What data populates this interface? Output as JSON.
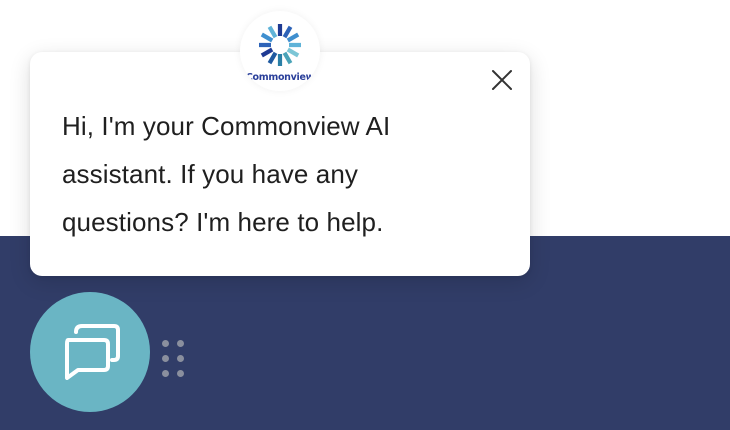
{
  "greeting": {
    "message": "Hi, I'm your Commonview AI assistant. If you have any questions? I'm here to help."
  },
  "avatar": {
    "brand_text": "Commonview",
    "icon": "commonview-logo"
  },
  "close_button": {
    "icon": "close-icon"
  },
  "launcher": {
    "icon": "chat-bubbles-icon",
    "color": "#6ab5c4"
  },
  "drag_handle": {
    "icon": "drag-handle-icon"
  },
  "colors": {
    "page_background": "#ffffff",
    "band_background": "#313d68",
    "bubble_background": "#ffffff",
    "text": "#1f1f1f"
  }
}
==
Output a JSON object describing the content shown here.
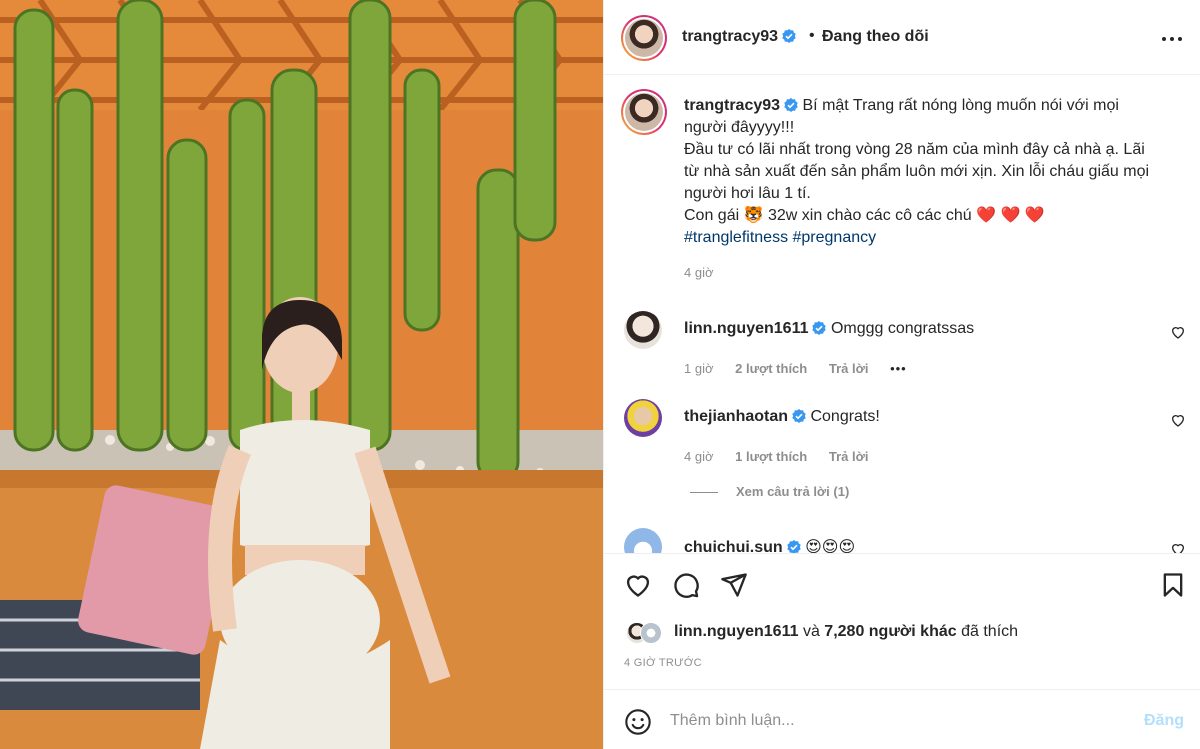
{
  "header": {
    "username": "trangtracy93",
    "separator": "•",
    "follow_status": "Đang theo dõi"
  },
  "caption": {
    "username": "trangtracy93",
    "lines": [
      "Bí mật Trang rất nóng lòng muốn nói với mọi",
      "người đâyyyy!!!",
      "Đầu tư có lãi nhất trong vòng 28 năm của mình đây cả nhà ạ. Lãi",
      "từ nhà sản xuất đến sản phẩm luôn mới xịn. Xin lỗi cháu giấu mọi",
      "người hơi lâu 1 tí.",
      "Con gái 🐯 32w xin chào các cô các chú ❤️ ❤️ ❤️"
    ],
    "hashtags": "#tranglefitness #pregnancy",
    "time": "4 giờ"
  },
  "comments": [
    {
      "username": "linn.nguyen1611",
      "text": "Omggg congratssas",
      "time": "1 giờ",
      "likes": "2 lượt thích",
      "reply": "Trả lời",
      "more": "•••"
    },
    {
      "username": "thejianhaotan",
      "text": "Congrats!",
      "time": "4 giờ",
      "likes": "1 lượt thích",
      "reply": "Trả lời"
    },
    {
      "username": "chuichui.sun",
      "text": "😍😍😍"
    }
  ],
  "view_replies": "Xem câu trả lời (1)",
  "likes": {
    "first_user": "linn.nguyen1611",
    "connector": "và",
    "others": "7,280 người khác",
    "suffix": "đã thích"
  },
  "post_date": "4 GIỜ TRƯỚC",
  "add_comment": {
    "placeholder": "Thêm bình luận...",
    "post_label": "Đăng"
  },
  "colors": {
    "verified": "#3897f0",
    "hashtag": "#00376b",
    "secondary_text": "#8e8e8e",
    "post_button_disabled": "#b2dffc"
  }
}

> **Problem statement**
Take every line from the data above that holds "thích" and copy it out.

> **Written solution**
      "likes": "2 lượt thích",
      "likes": "1 lượt thích",
    "suffix": "đã thích"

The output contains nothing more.